→ **Directions**: Restate the records in their entirety, word for word.

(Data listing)
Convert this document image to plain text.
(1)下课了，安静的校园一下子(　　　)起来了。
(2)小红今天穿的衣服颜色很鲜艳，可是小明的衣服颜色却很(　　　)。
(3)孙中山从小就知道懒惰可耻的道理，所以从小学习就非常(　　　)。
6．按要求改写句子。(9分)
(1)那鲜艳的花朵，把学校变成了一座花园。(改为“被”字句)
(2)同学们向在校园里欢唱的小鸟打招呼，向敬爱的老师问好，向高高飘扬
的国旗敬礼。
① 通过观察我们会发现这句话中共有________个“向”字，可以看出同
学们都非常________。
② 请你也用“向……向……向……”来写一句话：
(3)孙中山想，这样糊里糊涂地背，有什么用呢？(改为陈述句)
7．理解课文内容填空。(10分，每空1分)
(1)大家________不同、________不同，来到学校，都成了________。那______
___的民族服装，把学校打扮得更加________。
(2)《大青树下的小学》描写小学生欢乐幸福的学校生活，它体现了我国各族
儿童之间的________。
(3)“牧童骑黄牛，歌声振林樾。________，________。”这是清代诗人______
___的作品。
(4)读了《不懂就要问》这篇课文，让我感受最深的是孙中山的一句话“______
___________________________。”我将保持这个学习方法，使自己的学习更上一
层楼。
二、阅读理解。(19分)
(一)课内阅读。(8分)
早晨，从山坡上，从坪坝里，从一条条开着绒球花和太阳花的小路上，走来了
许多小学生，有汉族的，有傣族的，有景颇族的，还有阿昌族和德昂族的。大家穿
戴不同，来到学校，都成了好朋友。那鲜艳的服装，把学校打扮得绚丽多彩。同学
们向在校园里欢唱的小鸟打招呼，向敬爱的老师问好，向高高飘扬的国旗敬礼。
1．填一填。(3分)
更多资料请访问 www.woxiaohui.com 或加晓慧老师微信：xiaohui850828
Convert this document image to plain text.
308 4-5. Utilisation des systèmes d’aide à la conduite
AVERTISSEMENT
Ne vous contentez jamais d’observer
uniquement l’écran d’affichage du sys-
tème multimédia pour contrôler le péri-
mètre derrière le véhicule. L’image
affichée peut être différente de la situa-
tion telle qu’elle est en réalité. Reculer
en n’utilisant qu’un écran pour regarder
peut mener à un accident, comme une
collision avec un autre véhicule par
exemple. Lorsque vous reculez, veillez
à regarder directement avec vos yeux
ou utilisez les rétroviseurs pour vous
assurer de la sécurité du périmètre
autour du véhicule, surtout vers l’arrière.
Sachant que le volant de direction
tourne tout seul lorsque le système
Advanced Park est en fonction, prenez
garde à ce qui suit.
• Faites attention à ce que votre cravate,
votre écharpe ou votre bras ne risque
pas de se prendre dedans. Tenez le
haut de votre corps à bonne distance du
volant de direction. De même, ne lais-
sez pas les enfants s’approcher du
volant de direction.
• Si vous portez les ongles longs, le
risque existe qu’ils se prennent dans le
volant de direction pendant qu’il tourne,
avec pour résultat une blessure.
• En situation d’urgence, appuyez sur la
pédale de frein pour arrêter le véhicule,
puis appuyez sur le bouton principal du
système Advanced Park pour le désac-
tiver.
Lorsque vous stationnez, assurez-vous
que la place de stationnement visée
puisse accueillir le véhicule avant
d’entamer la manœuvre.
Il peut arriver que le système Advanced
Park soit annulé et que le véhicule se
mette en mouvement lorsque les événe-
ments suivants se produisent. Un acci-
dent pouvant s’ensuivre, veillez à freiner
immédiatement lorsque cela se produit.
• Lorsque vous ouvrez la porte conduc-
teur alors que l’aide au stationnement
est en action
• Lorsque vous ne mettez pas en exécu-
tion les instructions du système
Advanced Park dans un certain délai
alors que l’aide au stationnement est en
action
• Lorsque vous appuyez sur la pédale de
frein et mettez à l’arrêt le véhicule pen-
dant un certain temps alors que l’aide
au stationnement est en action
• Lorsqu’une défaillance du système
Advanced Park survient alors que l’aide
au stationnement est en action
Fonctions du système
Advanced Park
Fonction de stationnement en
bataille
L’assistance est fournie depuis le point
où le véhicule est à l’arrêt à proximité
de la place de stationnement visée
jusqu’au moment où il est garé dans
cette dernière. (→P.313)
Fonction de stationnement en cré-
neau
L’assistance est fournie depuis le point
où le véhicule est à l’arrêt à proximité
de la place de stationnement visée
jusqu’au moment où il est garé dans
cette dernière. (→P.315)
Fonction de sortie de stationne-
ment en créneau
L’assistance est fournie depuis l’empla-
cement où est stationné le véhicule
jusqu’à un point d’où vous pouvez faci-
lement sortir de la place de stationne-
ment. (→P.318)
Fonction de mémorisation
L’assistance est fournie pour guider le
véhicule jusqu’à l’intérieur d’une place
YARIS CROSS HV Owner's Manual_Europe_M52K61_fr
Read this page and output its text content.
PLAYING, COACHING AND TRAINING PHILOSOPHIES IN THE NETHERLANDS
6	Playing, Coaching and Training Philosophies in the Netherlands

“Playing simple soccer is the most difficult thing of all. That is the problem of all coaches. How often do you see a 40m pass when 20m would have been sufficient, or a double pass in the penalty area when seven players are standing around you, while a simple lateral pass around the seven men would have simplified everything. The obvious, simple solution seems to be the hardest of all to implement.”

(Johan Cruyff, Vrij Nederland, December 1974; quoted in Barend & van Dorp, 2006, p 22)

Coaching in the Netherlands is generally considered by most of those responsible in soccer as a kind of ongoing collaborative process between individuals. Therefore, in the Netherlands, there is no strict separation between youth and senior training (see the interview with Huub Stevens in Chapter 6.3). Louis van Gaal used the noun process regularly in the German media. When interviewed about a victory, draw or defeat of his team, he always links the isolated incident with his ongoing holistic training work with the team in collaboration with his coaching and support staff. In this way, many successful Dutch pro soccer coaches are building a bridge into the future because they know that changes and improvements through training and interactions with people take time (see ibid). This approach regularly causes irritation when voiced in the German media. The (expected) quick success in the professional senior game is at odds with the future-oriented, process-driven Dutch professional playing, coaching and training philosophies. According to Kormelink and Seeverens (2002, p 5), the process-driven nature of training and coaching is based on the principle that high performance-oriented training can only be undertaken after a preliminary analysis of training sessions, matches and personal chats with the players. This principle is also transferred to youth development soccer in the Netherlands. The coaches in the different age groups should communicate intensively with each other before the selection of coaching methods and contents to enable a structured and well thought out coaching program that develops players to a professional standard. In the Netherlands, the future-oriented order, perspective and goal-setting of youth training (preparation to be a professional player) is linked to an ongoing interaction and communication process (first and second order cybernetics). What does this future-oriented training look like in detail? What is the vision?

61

→ **Task response**:
Convert this document image to plain text.
(1)下课了，安静的校园一下子(　　　)起来了。
(2)小红今天穿的衣服颜色很鲜艳，可是小明的衣服颜色却很(　　　)。
(3)孙中山从小就知道懒惰可耻的道理，所以从小学习就非常(　　　)。
6．按要求改写句子。(9分)
(1)那鲜艳的花朵，把学校变成了一座花园。(改为“被”字句)
(2)同学们向在校园里欢唱的小鸟打招呼，向敬爱的老师问好，向高高飘扬
的国旗敬礼。
① 通过观察我们会发现这句话中共有________个“向”字，可以看出同
学们都非常________。
② 请你也用“向……向……向……”来写一句话：
(3)孙中山想，这样糊里糊涂地背，有什么用呢？(改为陈述句)
7．理解课文内容填空。(10分，每空1分)
(1)大家________不同、________不同，来到学校，都成了________。那______
___的民族服装，把学校打扮得更加________。
(2)《大青树下的小学》描写小学生欢乐幸福的学校生活，它体现了我国各族
儿童之间的________。
(3)“牧童骑黄牛，歌声振林樾。________，________。”这是清代诗人______
___的作品。
(4)读了《不懂就要问》这篇课文，让我感受最深的是孙中山的一句话“______
___________________________。”我将保持这个学习方法，使自己的学习更上一
层楼。
二、阅读理解。(19分)
(一)课内阅读。(8分)
早晨，从山坡上，从坪坝里，从一条条开着绒球花和太阳花的小路上，走来了
许多小学生，有汉族的，有傣族的，有景颇族的，还有阿昌族和德昂族的。大家穿
戴不同，来到学校，都成了好朋友。那鲜艳的服装，把学校打扮得绚丽多彩。同学
们向在校园里欢唱的小鸟打招呼，向敬爱的老师问好，向高高飘扬的国旗敬礼。
1．填一填。(3分)
更多资料请访问 www.woxiaohui.com 或加晓慧老师微信：xiaohui850828
Convert this document image to plain text.
308 4-5. Utilisation des systèmes d’aide à la conduite
AVERTISSEMENT
Ne vous contentez jamais d’observer
uniquement l’écran d’affichage du sys-
tème multimédia pour contrôler le péri-
mètre derrière le véhicule. L’image
affichée peut être différente de la situa-
tion telle qu’elle est en réalité. Reculer
en n’utilisant qu’un écran pour regarder
peut mener à un accident, comme une
collision avec un autre véhicule par
exemple. Lorsque vous reculez, veillez
à regarder directement avec vos yeux
ou utilisez les rétroviseurs pour vous
assurer de la sécurité du périmètre
autour du véhicule, surtout vers l’arrière.
Sachant que le volant de direction
tourne tout seul lorsque le système
Advanced Park est en fonction, prenez
garde à ce qui suit.
• Faites attention à ce que votre cravate,
votre écharpe ou votre bras ne risque
pas de se prendre dedans. Tenez le
haut de votre corps à bonne distance du
volant de direction. De même, ne lais-
sez pas les enfants s’approcher du
volant de direction.
• Si vous portez les ongles longs, le
risque existe qu’ils se prennent dans le
volant de direction pendant qu’il tourne,
avec pour résultat une blessure.
• En situation d’urgence, appuyez sur la
pédale de frein pour arrêter le véhicule,
puis appuyez sur le bouton principal du
système Advanced Park pour le désac-
tiver.
Lorsque vous stationnez, assurez-vous
que la place de stationnement visée
puisse accueillir le véhicule avant
d’entamer la manœuvre.
Il peut arriver que le système Advanced
Park soit annulé et que le véhicule se
mette en mouvement lorsque les événe-
ments suivants se produisent. Un acci-
dent pouvant s’ensuivre, veillez à freiner
immédiatement lorsque cela se produit.
• Lorsque vous ouvrez la porte conduc-
teur alors que l’aide au stationnement
est en action
• Lorsque vous ne mettez pas en exécu-
tion les instructions du système
Advanced Park dans un certain délai
alors que l’aide au stationnement est en
action
• Lorsque vous appuyez sur la pédale de
frein et mettez à l’arrêt le véhicule pen-
dant un certain temps alors que l’aide
au stationnement est en action
• Lorsqu’une défaillance du système
Advanced Park survient alors que l’aide
au stationnement est en action
Fonctions du système
Advanced Park
Fonction de stationnement en
bataille
L’assistance est fournie depuis le point
où le véhicule est à l’arrêt à proximité
de la place de stationnement visée
jusqu’au moment où il est garé dans
cette dernière. (→P.313)
Fonction de stationnement en cré-
neau
L’assistance est fournie depuis le point
où le véhicule est à l’arrêt à proximité
de la place de stationnement visée
jusqu’au moment où il est garé dans
cette dernière. (→P.315)
Fonction de sortie de stationne-
ment en créneau
L’assistance est fournie depuis l’empla-
cement où est stationné le véhicule
jusqu’à un point d’où vous pouvez faci-
lement sortir de la place de stationne-
ment. (→P.318)
Fonction de mémorisation
L’assistance est fournie pour guider le
véhicule jusqu’à l’intérieur d’une place
YARIS CROSS HV Owner's Manual_Europe_M52K61_fr
Read this page and output its text content.
PLAYING, COACHING AND TRAINING PHILOSOPHIES IN THE NETHERLANDS
6	Playing, Coaching and Training Philosophies in the Netherlands

“Playing simple soccer is the most difficult thing of all. That is the problem of all coaches. How often do you see a 40m pass when 20m would have been sufficient, or a double pass in the penalty area when seven players are standing around you, while a simple lateral pass around the seven men would have simplified everything. The obvious, simple solution seems to be the hardest of all to implement.”

(Johan Cruyff, Vrij Nederland, December 1974; quoted in Barend & van Dorp, 2006, p 22)

Coaching in the Netherlands is generally considered by most of those responsible in soccer as a kind of ongoing collaborative process between individuals. Therefore, in the Netherlands, there is no strict separation between youth and senior training (see the interview with Huub Stevens in Chapter 6.3). Louis van Gaal used the noun process regularly in the German media. When interviewed about a victory, draw or defeat of his team, he always links the isolated incident with his ongoing holistic training work with the team in collaboration with his coaching and support staff. In this way, many successful Dutch pro soccer coaches are building a bridge into the future because they know that changes and improvements through training and interactions with people take time (see ibid). This approach regularly causes irritation when voiced in the German media. The (expected) quick success in the professional senior game is at odds with the future-oriented, process-driven Dutch professional playing, coaching and training philosophies. According to Kormelink and Seeverens (2002, p 5), the process-driven nature of training and coaching is based on the principle that high performance-oriented training can only be undertaken after a preliminary analysis of training sessions, matches and personal chats with the players. This principle is also transferred to youth development soccer in the Netherlands. The coaches in the different age groups should communicate intensively with each other before the selection of coaching methods and contents to enable a structured and well thought out coaching program that develops players to a professional standard. In the Netherlands, the future-oriented order, perspective and goal-setting of youth training (preparation to be a professional player) is linked to an ongoing interaction and communication process (first and second order cybernetics). What does this future-oriented training look like in detail? What is the vision?

61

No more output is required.